EXERCISE OBJECTIVE:
Gather, from the data below, each line in which the word "凡单位价值在" occurs.

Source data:
========================

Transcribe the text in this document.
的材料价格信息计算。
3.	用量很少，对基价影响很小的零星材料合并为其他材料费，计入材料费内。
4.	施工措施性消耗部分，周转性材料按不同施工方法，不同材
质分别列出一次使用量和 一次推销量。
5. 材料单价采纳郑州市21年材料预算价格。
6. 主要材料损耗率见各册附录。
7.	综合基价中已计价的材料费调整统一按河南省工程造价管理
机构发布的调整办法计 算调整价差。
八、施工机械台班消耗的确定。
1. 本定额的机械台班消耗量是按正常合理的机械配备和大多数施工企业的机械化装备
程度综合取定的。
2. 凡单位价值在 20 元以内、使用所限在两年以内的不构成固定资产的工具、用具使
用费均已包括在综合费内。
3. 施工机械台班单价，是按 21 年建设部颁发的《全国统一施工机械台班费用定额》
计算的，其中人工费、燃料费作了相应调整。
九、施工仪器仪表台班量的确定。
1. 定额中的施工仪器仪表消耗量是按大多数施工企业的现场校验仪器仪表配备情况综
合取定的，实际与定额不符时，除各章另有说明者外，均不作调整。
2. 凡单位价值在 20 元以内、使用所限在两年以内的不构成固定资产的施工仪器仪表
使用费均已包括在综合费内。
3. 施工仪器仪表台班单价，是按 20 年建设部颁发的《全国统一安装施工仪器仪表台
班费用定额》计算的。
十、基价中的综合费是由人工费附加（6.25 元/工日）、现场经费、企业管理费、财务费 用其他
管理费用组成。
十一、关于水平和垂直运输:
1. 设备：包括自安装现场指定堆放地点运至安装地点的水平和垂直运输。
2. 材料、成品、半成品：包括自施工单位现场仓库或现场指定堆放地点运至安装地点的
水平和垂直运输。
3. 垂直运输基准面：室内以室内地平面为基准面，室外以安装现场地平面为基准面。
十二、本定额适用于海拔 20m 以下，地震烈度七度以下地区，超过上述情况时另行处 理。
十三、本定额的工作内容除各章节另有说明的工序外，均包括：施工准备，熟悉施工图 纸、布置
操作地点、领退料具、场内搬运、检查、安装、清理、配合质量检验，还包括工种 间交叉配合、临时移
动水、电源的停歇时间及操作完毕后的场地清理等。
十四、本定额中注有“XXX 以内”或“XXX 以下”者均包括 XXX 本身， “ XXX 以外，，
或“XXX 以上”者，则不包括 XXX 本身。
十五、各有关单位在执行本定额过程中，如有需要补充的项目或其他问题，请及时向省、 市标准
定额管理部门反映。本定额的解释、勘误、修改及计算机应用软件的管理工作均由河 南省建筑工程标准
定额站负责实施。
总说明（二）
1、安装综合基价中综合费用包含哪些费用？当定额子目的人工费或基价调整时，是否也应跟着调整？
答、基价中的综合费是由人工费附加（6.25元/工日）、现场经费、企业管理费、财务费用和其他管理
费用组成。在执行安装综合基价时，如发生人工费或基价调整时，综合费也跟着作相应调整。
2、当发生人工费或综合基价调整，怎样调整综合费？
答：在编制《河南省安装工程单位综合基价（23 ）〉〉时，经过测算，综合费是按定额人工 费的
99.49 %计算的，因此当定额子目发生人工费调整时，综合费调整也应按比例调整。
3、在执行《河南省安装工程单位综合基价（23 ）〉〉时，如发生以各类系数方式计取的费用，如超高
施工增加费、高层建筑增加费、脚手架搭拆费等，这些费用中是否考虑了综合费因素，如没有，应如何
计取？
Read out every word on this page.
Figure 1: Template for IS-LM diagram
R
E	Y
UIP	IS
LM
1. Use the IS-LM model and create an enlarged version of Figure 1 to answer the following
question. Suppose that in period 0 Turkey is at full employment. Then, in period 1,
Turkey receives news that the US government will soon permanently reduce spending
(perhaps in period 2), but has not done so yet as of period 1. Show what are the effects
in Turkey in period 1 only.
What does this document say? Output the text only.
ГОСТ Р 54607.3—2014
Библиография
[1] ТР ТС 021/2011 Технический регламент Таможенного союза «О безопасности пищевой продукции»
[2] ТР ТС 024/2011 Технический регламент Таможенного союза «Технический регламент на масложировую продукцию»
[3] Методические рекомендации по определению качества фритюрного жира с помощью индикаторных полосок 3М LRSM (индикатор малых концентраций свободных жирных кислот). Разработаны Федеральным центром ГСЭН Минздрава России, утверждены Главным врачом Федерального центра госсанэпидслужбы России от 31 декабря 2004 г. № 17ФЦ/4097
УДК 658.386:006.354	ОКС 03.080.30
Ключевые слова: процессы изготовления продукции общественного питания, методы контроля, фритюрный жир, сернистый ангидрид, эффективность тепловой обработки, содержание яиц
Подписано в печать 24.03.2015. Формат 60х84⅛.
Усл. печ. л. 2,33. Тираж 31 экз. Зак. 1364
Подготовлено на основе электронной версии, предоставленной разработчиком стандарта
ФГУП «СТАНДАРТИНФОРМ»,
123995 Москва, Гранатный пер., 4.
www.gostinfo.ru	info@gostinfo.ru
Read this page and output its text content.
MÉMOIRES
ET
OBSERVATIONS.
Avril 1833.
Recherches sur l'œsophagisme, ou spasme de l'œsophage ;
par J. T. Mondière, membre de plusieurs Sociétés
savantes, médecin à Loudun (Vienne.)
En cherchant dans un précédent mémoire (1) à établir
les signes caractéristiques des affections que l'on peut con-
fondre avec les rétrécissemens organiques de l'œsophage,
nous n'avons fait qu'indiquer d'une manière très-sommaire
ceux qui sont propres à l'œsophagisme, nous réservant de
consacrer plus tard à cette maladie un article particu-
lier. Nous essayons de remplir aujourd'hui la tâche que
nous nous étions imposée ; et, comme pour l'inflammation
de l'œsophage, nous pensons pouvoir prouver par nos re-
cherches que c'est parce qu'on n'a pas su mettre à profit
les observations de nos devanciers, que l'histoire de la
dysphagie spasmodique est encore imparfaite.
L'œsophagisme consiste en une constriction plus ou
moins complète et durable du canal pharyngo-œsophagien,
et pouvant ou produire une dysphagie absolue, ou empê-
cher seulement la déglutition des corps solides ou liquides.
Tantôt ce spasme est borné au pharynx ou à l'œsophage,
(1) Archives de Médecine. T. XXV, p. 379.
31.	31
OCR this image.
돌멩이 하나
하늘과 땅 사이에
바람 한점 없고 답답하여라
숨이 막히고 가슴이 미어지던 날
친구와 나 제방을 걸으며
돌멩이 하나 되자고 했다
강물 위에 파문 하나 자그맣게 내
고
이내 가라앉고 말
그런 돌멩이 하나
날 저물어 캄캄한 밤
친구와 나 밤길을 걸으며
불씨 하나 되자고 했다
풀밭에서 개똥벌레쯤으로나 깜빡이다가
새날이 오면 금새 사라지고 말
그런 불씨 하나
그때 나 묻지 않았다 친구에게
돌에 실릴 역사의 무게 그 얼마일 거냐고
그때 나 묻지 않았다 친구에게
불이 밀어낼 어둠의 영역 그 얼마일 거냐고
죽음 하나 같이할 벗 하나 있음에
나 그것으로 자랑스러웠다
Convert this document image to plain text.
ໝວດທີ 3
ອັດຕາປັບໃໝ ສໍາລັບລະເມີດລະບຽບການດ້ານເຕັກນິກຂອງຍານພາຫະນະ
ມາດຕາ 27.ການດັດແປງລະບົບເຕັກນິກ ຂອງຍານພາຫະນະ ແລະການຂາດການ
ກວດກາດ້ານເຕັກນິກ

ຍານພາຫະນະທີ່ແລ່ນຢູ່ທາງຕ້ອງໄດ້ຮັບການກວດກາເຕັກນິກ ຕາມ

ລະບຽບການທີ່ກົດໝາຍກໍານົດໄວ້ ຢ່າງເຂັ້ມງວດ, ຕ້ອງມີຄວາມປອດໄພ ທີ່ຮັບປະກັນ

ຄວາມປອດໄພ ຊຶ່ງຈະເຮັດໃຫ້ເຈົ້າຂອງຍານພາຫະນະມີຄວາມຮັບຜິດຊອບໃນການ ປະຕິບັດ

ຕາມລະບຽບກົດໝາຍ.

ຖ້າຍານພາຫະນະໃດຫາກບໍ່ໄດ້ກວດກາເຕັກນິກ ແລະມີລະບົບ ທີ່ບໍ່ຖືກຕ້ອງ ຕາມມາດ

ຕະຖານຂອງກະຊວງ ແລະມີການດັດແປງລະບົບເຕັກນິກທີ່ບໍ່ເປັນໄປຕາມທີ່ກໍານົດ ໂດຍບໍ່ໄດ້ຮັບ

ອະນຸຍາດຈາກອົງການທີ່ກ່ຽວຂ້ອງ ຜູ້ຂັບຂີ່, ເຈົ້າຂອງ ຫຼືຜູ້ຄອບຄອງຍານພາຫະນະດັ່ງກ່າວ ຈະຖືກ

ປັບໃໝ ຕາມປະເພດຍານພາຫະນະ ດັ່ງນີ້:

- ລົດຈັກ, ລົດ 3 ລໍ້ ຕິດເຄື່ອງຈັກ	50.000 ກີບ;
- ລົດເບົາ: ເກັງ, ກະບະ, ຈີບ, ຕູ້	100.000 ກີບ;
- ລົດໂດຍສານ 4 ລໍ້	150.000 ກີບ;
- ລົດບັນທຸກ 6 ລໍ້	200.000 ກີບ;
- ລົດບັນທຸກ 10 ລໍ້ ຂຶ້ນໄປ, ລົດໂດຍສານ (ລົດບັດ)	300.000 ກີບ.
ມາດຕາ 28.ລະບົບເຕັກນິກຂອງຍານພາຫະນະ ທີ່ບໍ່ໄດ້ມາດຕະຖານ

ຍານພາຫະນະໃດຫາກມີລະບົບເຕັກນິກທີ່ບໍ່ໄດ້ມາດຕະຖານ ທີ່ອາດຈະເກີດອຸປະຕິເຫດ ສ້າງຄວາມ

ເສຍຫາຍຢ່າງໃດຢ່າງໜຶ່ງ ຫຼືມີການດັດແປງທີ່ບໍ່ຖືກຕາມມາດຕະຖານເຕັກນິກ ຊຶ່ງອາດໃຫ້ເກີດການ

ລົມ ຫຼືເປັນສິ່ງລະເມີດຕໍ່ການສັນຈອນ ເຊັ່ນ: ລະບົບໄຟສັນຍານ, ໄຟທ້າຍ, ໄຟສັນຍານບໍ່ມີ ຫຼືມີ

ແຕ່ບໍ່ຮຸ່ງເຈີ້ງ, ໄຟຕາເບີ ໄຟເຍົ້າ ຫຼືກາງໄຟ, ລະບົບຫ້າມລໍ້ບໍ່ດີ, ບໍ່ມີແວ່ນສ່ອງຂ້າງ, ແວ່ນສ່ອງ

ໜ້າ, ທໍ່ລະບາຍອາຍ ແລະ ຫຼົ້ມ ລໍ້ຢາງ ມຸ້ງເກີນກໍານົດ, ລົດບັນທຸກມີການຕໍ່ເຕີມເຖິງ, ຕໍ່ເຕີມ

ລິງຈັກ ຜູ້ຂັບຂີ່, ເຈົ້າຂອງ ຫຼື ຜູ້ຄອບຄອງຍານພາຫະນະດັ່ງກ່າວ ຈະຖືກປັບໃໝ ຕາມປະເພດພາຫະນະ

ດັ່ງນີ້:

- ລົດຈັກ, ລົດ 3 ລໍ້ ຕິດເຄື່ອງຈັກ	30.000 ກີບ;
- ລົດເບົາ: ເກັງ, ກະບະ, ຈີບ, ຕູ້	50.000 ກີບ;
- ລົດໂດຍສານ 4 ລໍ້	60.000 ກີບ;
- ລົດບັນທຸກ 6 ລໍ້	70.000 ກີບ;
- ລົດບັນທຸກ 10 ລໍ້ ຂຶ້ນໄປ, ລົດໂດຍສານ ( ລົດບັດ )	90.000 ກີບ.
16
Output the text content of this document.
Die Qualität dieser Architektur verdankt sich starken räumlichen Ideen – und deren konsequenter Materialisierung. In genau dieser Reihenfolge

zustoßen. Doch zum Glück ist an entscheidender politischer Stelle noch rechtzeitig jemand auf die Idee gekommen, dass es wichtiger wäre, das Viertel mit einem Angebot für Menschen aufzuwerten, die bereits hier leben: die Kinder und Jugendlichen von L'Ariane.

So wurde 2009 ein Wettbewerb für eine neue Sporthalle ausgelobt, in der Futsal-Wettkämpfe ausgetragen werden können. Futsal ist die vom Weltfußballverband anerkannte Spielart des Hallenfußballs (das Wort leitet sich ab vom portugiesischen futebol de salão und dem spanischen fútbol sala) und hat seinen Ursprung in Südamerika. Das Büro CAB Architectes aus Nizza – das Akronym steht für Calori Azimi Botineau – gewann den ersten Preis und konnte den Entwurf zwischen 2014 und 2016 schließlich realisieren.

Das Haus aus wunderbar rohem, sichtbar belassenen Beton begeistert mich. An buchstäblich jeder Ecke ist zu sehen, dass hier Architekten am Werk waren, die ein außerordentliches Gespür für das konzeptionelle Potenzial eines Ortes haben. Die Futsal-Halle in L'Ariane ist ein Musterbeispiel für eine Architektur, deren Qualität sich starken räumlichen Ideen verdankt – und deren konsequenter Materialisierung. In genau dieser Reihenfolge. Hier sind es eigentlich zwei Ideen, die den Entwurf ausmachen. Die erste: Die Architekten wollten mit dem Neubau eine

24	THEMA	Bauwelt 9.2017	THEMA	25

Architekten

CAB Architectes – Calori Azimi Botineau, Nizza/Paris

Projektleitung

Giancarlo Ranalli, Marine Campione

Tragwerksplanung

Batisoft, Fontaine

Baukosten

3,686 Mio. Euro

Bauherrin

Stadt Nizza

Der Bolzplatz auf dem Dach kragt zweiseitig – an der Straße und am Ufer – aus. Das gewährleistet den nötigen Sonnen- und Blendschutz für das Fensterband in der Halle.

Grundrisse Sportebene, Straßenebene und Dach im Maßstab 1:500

========================

RESPONSE TO THIS TASK:
2. 凡单位价值在 20 元以内、使用所限在两年以内的不构成固定资产的工具、用具使
2. 凡单位价值在 20 元以内、使用所限在两年以内的不构成固定资产的施工仪器仪表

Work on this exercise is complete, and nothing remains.